▶ _Your objective_:
Repeat every line below exactly, word for word.

[Items listed in a dataset]
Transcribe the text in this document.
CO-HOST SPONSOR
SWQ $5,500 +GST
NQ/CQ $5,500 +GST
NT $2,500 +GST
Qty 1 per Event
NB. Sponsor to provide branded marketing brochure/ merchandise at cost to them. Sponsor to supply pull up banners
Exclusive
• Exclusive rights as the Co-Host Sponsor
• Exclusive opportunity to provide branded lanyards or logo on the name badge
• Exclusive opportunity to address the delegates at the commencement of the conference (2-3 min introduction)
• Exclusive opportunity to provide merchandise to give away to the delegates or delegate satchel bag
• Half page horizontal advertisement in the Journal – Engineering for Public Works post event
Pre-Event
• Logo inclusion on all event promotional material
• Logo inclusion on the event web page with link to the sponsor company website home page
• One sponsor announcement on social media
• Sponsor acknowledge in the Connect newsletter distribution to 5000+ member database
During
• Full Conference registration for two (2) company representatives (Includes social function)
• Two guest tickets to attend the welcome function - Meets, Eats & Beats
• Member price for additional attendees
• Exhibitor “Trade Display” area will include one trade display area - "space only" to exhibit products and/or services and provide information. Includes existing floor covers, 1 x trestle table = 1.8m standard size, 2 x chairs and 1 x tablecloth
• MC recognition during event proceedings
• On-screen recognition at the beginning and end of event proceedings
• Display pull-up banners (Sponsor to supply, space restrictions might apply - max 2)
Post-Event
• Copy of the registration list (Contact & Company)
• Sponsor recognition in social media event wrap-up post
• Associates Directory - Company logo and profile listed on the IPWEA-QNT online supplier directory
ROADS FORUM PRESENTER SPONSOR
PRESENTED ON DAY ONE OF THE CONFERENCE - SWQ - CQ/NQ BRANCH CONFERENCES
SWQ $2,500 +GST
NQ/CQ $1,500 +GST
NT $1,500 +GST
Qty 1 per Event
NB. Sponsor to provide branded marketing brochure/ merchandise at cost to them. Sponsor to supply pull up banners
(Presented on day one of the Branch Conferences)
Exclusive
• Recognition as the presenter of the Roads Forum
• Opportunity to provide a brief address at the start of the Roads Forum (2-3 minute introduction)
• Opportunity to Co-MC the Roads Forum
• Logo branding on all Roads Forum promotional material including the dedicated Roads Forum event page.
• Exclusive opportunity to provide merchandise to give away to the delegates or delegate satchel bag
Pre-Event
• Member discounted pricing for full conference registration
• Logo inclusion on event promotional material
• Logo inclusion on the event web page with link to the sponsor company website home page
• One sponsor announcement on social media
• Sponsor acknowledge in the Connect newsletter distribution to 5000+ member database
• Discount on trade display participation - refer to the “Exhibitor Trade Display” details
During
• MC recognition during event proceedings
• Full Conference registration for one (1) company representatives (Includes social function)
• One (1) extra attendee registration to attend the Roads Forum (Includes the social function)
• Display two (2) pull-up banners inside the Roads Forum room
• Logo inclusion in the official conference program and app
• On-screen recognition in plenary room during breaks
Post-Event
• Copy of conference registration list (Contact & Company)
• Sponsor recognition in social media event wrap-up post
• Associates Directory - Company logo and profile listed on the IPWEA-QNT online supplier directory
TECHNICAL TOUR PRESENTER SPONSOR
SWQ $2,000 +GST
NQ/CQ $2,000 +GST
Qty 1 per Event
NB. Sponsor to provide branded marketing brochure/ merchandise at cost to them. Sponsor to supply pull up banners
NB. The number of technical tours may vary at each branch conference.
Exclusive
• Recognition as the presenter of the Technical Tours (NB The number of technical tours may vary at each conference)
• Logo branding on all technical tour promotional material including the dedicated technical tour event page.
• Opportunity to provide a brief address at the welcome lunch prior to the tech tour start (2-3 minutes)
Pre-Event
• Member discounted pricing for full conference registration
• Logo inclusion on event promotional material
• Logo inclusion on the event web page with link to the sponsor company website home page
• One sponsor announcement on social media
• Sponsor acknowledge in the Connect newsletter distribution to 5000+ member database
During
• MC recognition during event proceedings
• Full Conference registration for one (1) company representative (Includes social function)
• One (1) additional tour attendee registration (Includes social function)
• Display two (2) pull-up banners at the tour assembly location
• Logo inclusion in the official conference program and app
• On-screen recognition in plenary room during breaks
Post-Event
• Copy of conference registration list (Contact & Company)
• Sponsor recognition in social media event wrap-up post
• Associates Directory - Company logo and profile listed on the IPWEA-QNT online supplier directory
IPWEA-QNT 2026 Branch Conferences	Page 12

▶ _Answer for this exercise_:
Transcribe the text in this document.
CO-HOST SPONSOR
SWQ $5,500 +GST
NQ/CQ $5,500 +GST
NT $2,500 +GST
Qty 1 per Event
NB. Sponsor to provide branded marketing brochure/ merchandise at cost to them. Sponsor to supply pull up banners
Exclusive
• Exclusive rights as the Co-Host Sponsor
• Exclusive opportunity to provide branded lanyards or logo on the name badge
• Exclusive opportunity to address the delegates at the commencement of the conference (2-3 min introduction)
• Exclusive opportunity to provide merchandise to give away to the delegates or delegate satchel bag
• Half page horizontal advertisement in the Journal – Engineering for Public Works post event
Pre-Event
• Logo inclusion on all event promotional material
• Logo inclusion on the event web page with link to the sponsor company website home page
• One sponsor announcement on social media
• Sponsor acknowledge in the Connect newsletter distribution to 5000+ member database
During
• Full Conference registration for two (2) company representatives (Includes social function)
• Two guest tickets to attend the welcome function - Meets, Eats & Beats
• Member price for additional attendees
• Exhibitor “Trade Display” area will include one trade display area - "space only" to exhibit products and/or services and provide information. Includes existing floor covers, 1 x trestle table = 1.8m standard size, 2 x chairs and 1 x tablecloth
• MC recognition during event proceedings
• On-screen recognition at the beginning and end of event proceedings
• Display pull-up banners (Sponsor to supply, space restrictions might apply - max 2)
Post-Event
• Copy of the registration list (Contact & Company)
• Sponsor recognition in social media event wrap-up post
• Associates Directory - Company logo and profile listed on the IPWEA-QNT online supplier directory
ROADS FORUM PRESENTER SPONSOR
PRESENTED ON DAY ONE OF THE CONFERENCE - SWQ - CQ/NQ BRANCH CONFERENCES
SWQ $2,500 +GST
NQ/CQ $1,500 +GST
NT $1,500 +GST
Qty 1 per Event
NB. Sponsor to provide branded marketing brochure/ merchandise at cost to them. Sponsor to supply pull up banners
(Presented on day one of the Branch Conferences)
Exclusive
• Recognition as the presenter of the Roads Forum
• Opportunity to provide a brief address at the start of the Roads Forum (2-3 minute introduction)
• Opportunity to Co-MC the Roads Forum
• Logo branding on all Roads Forum promotional material including the dedicated Roads Forum event page.
• Exclusive opportunity to provide merchandise to give away to the delegates or delegate satchel bag
Pre-Event
• Member discounted pricing for full conference registration
• Logo inclusion on event promotional material
• Logo inclusion on the event web page with link to the sponsor company website home page
• One sponsor announcement on social media
• Sponsor acknowledge in the Connect newsletter distribution to 5000+ member database
• Discount on trade display participation - refer to the “Exhibitor Trade Display” details
During
• MC recognition during event proceedings
• Full Conference registration for one (1) company representatives (Includes social function)
• One (1) extra attendee registration to attend the Roads Forum (Includes the social function)
• Display two (2) pull-up banners inside the Roads Forum room
• Logo inclusion in the official conference program and app
• On-screen recognition in plenary room during breaks
Post-Event
• Copy of conference registration list (Contact & Company)
• Sponsor recognition in social media event wrap-up post
• Associates Directory - Company logo and profile listed on the IPWEA-QNT online supplier directory
TECHNICAL TOUR PRESENTER SPONSOR
SWQ $2,000 +GST
NQ/CQ $2,000 +GST
Qty 1 per Event
NB. Sponsor to provide branded marketing brochure/ merchandise at cost to them. Sponsor to supply pull up banners
NB. The number of technical tours may vary at each branch conference.
Exclusive
• Recognition as the presenter of the Technical Tours (NB The number of technical tours may vary at each conference)
• Logo branding on all technical tour promotional material including the dedicated technical tour event page.
• Opportunity to provide a brief address at the welcome lunch prior to the tech tour start (2-3 minutes)
Pre-Event
• Member discounted pricing for full conference registration
• Logo inclusion on event promotional material
• Logo inclusion on the event web page with link to the sponsor company website home page
• One sponsor announcement on social media
• Sponsor acknowledge in the Connect newsletter distribution to 5000+ member database
During
• MC recognition during event proceedings
• Full Conference registration for one (1) company representative (Includes social function)
• One (1) additional tour attendee registration (Includes social function)
• Display two (2) pull-up banners at the tour assembly location
• Logo inclusion in the official conference program and app
• On-screen recognition in plenary room during breaks
Post-Event
• Copy of conference registration list (Contact & Company)
• Sponsor recognition in social media event wrap-up post
• Associates Directory - Company logo and profile listed on the IPWEA-QNT online supplier directory
IPWEA-QNT 2026 Branch Conferences	Page 12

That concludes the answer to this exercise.